PROBLEM REQUIREMENTS :: Give the data a second time, exactly and in full.

++++++

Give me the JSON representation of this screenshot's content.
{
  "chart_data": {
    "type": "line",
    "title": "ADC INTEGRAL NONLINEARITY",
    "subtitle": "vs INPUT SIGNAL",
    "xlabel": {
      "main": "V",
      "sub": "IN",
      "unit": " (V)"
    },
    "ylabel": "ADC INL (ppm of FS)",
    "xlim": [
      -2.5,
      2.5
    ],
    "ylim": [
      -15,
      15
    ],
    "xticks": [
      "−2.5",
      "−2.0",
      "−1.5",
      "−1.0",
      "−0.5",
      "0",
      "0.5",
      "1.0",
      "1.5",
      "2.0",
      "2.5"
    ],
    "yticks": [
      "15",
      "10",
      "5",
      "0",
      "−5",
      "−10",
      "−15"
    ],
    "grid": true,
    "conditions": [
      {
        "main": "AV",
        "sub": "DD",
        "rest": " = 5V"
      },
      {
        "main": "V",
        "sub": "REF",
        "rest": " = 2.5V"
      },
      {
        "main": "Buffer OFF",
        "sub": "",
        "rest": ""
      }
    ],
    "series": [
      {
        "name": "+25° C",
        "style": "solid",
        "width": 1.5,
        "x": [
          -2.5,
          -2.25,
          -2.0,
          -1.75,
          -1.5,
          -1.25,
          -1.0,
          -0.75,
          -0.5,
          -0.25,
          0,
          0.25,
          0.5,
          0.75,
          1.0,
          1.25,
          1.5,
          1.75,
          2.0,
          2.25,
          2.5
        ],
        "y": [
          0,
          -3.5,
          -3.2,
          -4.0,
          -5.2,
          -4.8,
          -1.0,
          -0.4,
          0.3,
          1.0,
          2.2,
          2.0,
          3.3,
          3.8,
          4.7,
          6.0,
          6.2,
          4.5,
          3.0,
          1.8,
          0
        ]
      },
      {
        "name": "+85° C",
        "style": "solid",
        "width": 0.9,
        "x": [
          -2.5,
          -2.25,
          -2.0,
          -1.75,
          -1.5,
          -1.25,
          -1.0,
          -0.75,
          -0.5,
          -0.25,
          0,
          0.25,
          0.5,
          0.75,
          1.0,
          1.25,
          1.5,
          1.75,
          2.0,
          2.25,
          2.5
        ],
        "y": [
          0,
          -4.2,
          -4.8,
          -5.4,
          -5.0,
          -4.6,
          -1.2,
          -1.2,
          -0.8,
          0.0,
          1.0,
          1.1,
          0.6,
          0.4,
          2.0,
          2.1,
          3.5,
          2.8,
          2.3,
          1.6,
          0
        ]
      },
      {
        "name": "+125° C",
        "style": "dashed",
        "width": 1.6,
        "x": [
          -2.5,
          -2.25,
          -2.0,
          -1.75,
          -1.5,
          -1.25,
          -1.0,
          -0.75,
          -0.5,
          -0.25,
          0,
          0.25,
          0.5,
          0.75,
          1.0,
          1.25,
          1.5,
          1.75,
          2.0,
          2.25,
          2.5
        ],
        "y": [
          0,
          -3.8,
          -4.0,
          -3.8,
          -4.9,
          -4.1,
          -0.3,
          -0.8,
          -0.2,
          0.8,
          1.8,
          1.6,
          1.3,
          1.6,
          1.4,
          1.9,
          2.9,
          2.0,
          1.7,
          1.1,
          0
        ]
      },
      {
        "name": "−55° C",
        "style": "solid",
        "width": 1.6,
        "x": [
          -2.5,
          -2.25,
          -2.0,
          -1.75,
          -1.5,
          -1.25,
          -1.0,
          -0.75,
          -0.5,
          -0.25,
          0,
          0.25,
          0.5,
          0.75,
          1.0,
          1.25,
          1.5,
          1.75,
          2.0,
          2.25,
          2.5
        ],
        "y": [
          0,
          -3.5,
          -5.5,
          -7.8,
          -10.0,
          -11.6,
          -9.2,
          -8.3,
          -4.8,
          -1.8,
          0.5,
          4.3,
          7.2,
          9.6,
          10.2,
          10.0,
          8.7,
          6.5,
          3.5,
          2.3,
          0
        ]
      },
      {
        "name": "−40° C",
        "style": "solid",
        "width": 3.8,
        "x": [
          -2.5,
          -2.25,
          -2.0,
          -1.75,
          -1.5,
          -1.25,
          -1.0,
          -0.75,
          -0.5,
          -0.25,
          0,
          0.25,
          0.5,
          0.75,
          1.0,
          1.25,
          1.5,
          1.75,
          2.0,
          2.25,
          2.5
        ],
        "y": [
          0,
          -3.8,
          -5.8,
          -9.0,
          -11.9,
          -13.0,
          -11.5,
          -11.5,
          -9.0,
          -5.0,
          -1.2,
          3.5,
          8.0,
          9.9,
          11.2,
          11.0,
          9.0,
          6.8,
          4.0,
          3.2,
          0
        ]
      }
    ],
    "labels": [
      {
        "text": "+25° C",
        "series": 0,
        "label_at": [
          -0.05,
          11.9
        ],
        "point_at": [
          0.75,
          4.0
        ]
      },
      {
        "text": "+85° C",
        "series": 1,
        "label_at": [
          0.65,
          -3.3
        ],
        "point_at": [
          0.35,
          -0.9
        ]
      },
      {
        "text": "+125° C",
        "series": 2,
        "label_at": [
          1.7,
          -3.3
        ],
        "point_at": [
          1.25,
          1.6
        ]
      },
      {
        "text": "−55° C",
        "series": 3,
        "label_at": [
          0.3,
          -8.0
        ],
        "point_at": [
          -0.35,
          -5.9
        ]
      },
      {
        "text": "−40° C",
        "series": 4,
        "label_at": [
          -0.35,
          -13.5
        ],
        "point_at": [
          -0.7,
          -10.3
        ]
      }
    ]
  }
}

++++++

WRITTEN ANSWER ::
Give me the JSON representation of this screenshot's content.
{
  "chart_data": {
    "type": "line",
    "title": "ADC INTEGRAL NONLINEARITY",
    "subtitle": "vs INPUT SIGNAL",
    "xlabel": {
      "main": "V",
      "sub": "IN",
      "unit": " (V)"
    },
    "ylabel": "ADC INL (ppm of FS)",
    "xlim": [
      -2.5,
      2.5
    ],
    "ylim": [
      -15,
      15
    ],
    "xticks": [
      "−2.5",
      "−2.0",
      "−1.5",
      "−1.0",
      "−0.5",
      "0",
      "0.5",
      "1.0",
      "1.5",
      "2.0",
      "2.5"
    ],
    "yticks": [
      "15",
      "10",
      "5",
      "0",
      "−5",
      "−10",
      "−15"
    ],
    "grid": true,
    "conditions": [
      {
        "main": "AV",
        "sub": "DD",
        "rest": " = 5V"
      },
      {
        "main": "V",
        "sub": "REF",
        "rest": " = 2.5V"
      },
      {
        "main": "Buffer OFF",
        "sub": "",
        "rest": ""
      }
    ],
    "series": [
      {
        "name": "+25° C",
        "style": "solid",
        "width": 1.5,
        "x": [
          -2.5,
          -2.25,
          -2.0,
          -1.75,
          -1.5,
          -1.25,
          -1.0,
          -0.75,
          -0.5,
          -0.25,
          0,
          0.25,
          0.5,
          0.75,
          1.0,
          1.25,
          1.5,
          1.75,
          2.0,
          2.25,
          2.5
        ],
        "y": [
          0,
          -3.5,
          -3.2,
          -4.0,
          -5.2,
          -4.8,
          -1.0,
          -0.4,
          0.3,
          1.0,
          2.2,
          2.0,
          3.3,
          3.8,
          4.7,
          6.0,
          6.2,
          4.5,
          3.0,
          1.8,
          0
        ]
      },
      {
        "name": "+85° C",
        "style": "solid",
        "width": 0.9,
        "x": [
          -2.5,
          -2.25,
          -2.0,
          -1.75,
          -1.5,
          -1.25,
          -1.0,
          -0.75,
          -0.5,
          -0.25,
          0,
          0.25,
          0.5,
          0.75,
          1.0,
          1.25,
          1.5,
          1.75,
          2.0,
          2.25,
          2.5
        ],
        "y": [
          0,
          -4.2,
          -4.8,
          -5.4,
          -5.0,
          -4.6,
          -1.2,
          -1.2,
          -0.8,
          0.0,
          1.0,
          1.1,
          0.6,
          0.4,
          2.0,
          2.1,
          3.5,
          2.8,
          2.3,
          1.6,
          0
        ]
      },
      {
        "name": "+125° C",
        "style": "dashed",
        "width": 1.6,
        "x": [
          -2.5,
          -2.25,
          -2.0,
          -1.75,
          -1.5,
          -1.25,
          -1.0,
          -0.75,
          -0.5,
          -0.25,
          0,
          0.25,
          0.5,
          0.75,
          1.0,
          1.25,
          1.5,
          1.75,
          2.0,
          2.25,
          2.5
        ],
        "y": [
          0,
          -3.8,
          -4.0,
          -3.8,
          -4.9,
          -4.1,
          -0.3,
          -0.8,
          -0.2,
          0.8,
          1.8,
          1.6,
          1.3,
          1.6,
          1.4,
          1.9,
          2.9,
          2.0,
          1.7,
          1.1,
          0
        ]
      },
      {
        "name": "−55° C",
        "style": "solid",
        "width": 1.6,
        "x": [
          -2.5,
          -2.25,
          -2.0,
          -1.75,
          -1.5,
          -1.25,
          -1.0,
          -0.75,
          -0.5,
          -0.25,
          0,
          0.25,
          0.5,
          0.75,
          1.0,
          1.25,
          1.5,
          1.75,
          2.0,
          2.25,
          2.5
        ],
        "y": [
          0,
          -3.5,
          -5.5,
          -7.8,
          -10.0,
          -11.6,
          -9.2,
          -8.3,
          -4.8,
          -1.8,
          0.5,
          4.3,
          7.2,
          9.6,
          10.2,
          10.0,
          8.7,
          6.5,
          3.5,
          2.3,
          0
        ]
      },
      {
        "name": "−40° C",
        "style": "solid",
        "width": 3.8,
        "x": [
          -2.5,
          -2.25,
          -2.0,
          -1.75,
          -1.5,
          -1.25,
          -1.0,
          -0.75,
          -0.5,
          -0.25,
          0,
          0.25,
          0.5,
          0.75,
          1.0,
          1.25,
          1.5,
          1.75,
          2.0,
          2.25,
          2.5
        ],
        "y": [
          0,
          -3.8,
          -5.8,
          -9.0,
          -11.9,
          -13.0,
          -11.5,
          -11.5,
          -9.0,
          -5.0,
          -1.2,
          3.5,
          8.0,
          9.9,
          11.2,
          11.0,
          9.0,
          6.8,
          4.0,
          3.2,
          0
        ]
      }
    ],
    "labels": [
      {
        "text": "+25° C",
        "series": 0,
        "label_at": [
          -0.05,
          11.9
        ],
        "point_at": [
          0.75,
          4.0
        ]
      },
      {
        "text": "+85° C",
        "series": 1,
        "label_at": [
          0.65,
          -3.3
        ],
        "point_at": [
          0.35,
          -0.9
        ]
      },
      {
        "text": "+125° C",
        "series": 2,
        "label_at": [
          1.7,
          -3.3
        ],
        "point_at": [
          1.25,
          1.6
        ]
      },
      {
        "text": "−55° C",
        "series": 3,
        "label_at": [
          0.3,
          -8.0
        ],
        "point_at": [
          -0.35,
          -5.9
        ]
      },
      {
        "text": "−40° C",
        "series": 4,
        "label_at": [
          -0.35,
          -13.5
        ],
        "point_at": [
          -0.7,
          -10.3
        ]
      }
    ]
  }
}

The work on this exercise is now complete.